_SET TASK_
Examine the entries and show every line in which the word "char" is found.

[start of RECORDS FOR THIS EXERCISE]

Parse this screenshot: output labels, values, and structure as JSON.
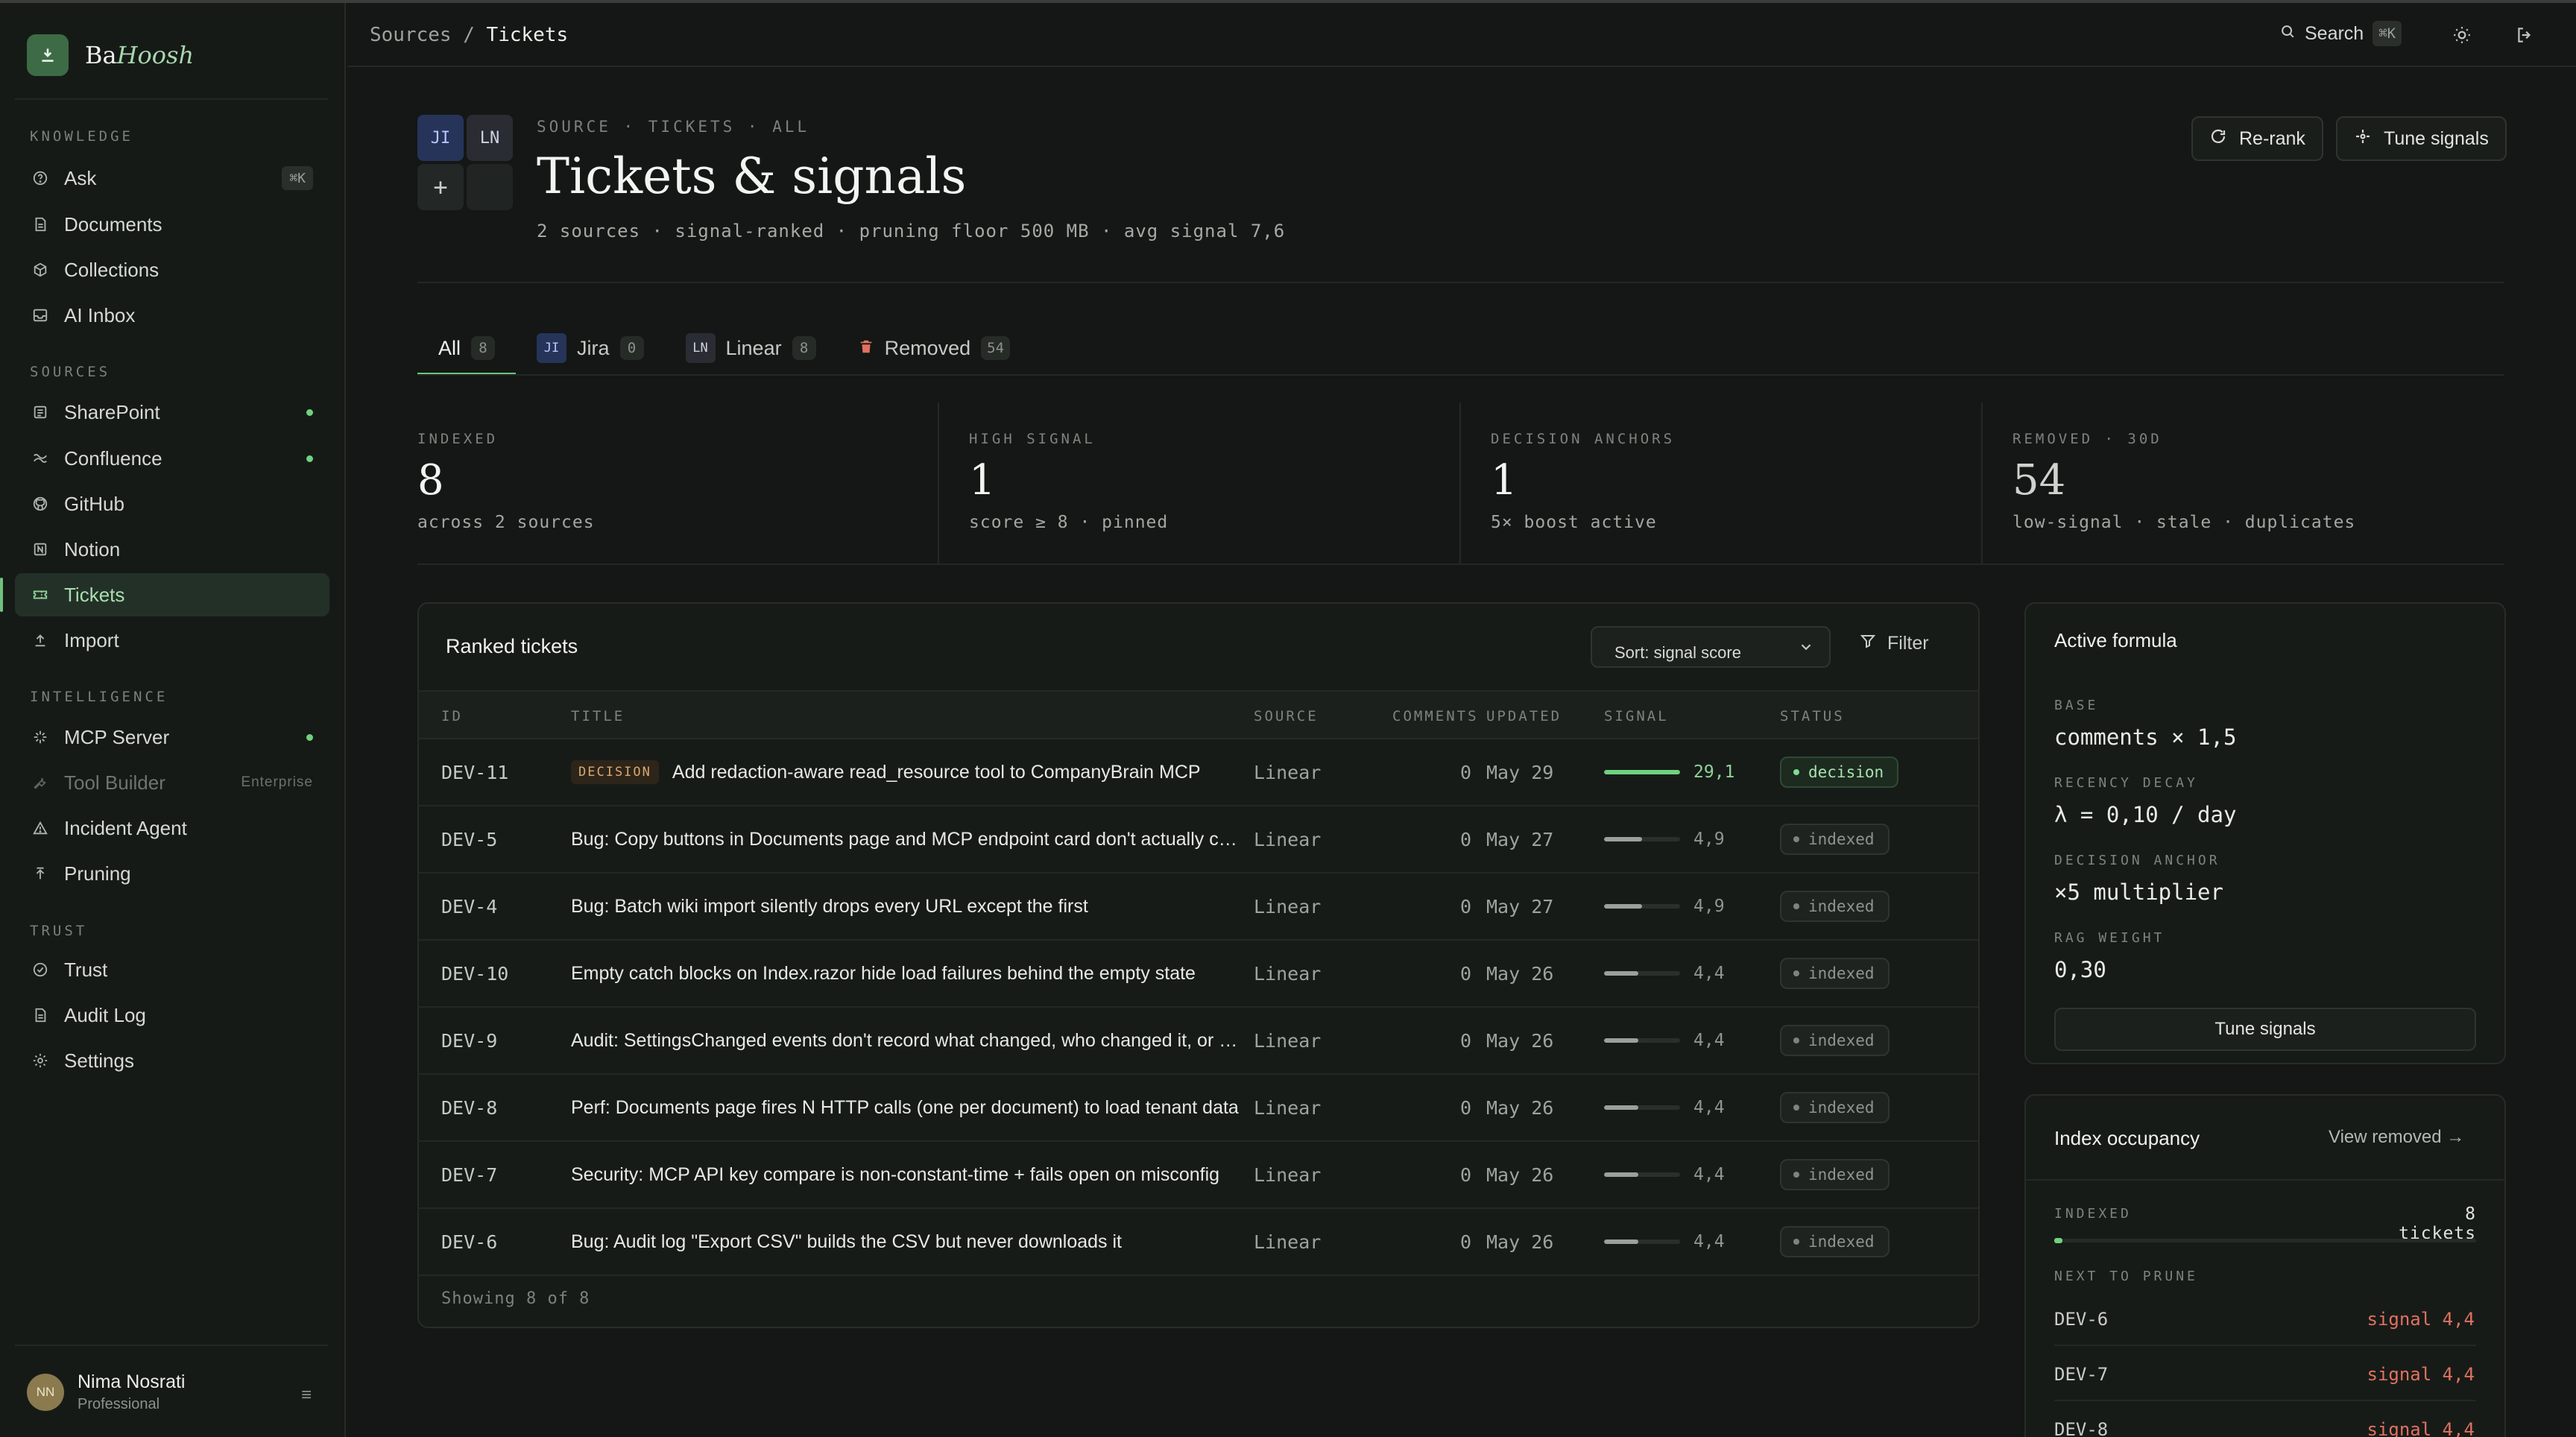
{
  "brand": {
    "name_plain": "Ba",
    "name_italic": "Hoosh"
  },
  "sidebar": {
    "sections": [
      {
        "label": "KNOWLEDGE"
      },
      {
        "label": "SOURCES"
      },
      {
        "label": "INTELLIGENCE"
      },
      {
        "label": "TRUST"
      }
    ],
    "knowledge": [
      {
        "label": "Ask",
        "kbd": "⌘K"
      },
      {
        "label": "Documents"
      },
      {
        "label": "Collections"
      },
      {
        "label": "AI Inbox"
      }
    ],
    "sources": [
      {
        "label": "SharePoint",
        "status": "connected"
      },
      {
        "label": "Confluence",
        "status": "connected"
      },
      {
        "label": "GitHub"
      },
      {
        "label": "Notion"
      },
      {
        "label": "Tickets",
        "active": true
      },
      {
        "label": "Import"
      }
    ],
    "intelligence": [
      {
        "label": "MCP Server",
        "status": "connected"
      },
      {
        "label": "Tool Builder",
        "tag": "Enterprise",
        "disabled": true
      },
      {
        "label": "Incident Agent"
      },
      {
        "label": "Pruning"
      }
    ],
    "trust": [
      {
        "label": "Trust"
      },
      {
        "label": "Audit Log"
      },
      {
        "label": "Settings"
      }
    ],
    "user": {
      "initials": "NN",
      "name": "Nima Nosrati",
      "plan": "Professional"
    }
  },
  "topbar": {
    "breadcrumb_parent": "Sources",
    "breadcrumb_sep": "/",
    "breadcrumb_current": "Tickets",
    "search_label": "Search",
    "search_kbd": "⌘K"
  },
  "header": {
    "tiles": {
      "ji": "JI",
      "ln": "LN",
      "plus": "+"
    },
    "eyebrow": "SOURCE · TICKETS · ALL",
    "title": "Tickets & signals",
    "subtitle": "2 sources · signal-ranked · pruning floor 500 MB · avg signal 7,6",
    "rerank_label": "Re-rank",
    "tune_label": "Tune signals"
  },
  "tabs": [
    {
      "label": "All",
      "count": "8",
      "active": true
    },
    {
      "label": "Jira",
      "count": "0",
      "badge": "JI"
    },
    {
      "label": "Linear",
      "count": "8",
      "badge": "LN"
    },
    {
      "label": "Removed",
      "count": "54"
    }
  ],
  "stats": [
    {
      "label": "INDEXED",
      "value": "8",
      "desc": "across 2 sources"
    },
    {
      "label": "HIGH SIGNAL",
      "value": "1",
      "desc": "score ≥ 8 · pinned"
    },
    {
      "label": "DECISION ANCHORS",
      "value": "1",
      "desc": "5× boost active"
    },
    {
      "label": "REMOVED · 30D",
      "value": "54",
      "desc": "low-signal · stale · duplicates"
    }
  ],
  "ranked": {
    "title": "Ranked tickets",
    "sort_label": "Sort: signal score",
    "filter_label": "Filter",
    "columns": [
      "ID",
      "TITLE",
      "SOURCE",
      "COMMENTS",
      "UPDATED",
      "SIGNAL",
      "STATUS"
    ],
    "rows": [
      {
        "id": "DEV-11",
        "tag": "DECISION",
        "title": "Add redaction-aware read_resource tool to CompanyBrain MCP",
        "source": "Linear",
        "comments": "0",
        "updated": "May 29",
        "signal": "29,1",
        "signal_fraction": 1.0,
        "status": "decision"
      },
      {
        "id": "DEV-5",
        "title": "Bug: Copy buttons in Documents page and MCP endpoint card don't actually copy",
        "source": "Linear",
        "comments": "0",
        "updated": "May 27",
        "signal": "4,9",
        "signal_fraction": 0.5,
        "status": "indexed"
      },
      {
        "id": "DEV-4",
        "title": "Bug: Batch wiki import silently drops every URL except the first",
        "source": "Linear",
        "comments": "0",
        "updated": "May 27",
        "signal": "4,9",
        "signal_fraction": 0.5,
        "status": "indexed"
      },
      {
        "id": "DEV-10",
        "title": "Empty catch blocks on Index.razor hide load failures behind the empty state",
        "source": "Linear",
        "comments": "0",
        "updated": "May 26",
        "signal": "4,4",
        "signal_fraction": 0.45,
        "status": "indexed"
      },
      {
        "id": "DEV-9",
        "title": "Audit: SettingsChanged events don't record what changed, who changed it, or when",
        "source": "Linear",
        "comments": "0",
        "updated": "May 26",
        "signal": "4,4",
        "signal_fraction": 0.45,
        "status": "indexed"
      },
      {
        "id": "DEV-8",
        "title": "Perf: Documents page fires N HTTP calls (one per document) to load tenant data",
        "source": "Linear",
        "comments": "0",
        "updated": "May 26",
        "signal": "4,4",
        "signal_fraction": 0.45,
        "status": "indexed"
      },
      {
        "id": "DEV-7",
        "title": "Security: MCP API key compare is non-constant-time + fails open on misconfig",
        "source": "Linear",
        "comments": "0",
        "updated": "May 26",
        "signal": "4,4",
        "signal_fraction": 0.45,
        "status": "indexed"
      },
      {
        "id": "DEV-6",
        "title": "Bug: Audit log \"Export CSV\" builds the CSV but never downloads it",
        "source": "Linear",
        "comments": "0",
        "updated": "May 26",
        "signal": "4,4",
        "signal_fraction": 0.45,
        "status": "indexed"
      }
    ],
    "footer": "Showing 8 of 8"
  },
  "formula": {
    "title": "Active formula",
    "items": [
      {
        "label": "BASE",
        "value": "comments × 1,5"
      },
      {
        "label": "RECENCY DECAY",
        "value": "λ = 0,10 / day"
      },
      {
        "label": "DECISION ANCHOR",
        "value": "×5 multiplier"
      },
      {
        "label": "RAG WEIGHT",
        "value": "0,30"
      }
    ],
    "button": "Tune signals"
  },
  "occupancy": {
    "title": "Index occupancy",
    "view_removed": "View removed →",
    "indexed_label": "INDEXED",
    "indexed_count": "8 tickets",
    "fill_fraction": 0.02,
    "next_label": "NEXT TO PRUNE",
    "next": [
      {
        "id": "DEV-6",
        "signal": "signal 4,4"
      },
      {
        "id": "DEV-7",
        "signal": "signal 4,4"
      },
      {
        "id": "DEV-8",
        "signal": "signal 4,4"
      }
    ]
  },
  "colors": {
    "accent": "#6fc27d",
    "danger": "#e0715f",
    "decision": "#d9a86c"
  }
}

[end of RECORDS FOR THIS EXERCISE]
[start of RECORDS FOR THIS EXERCISE]

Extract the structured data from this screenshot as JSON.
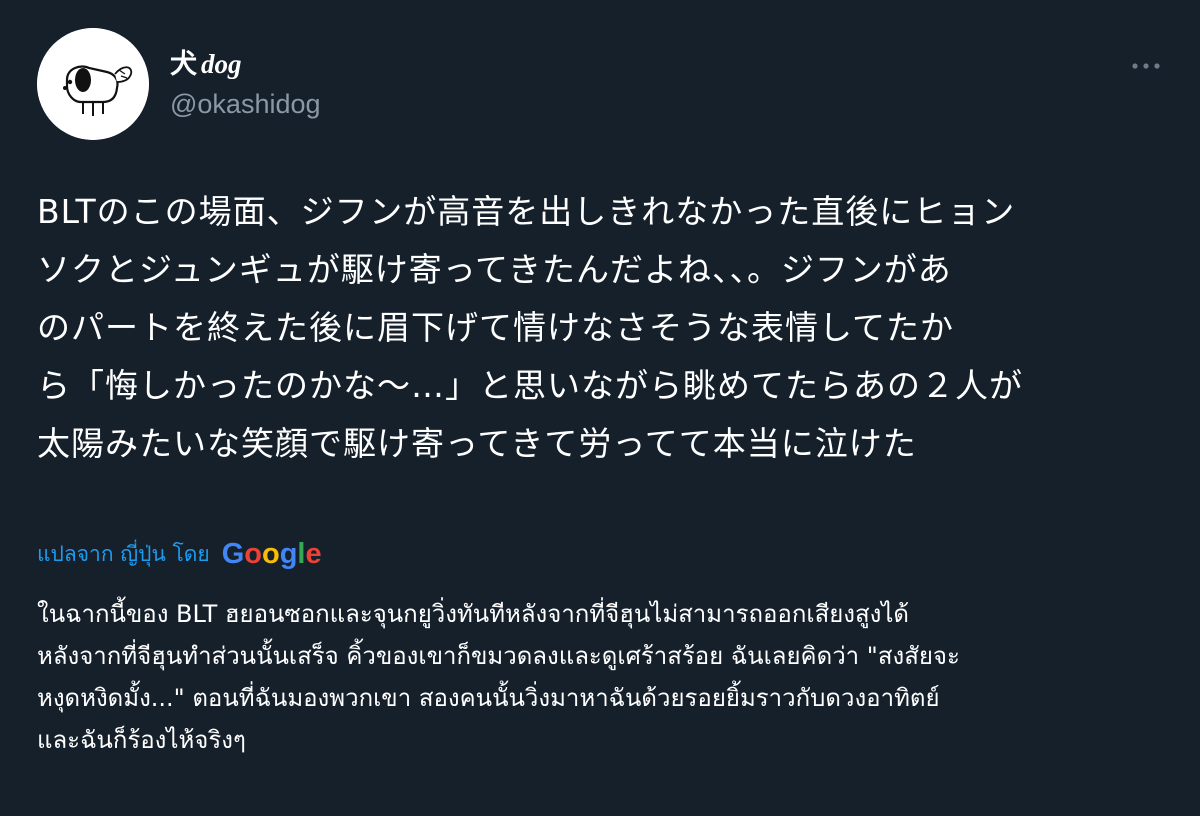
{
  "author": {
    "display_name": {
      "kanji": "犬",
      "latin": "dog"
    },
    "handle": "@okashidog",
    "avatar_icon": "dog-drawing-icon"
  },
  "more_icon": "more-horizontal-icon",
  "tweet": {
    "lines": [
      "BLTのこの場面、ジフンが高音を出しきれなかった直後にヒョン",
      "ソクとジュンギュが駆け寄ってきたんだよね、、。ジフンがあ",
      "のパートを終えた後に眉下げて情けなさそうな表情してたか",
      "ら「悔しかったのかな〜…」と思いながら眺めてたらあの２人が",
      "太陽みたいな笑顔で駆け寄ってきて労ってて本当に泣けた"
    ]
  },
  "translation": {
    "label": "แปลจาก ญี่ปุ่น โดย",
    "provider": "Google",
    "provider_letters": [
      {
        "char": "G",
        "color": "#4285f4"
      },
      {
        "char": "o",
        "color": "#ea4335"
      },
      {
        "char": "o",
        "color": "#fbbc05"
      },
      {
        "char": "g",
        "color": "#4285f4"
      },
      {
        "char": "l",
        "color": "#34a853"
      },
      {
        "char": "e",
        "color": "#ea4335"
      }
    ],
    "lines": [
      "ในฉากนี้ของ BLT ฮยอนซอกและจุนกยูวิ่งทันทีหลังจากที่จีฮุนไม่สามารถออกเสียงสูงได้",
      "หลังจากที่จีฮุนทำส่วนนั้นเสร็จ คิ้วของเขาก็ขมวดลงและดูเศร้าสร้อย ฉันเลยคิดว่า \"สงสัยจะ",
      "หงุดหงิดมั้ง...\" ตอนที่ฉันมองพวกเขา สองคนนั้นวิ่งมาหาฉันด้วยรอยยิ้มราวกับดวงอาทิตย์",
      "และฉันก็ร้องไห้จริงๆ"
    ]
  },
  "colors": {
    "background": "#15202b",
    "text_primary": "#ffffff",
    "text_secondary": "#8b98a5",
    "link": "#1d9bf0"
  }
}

[end of RECORDS FOR THIS EXERCISE]

_RESPONSE TO THIS EXERCISE_
        "char": "G",
        "char": "o",
        "char": "o",
        "char": "g",
        "char": "l",
        "char": "e",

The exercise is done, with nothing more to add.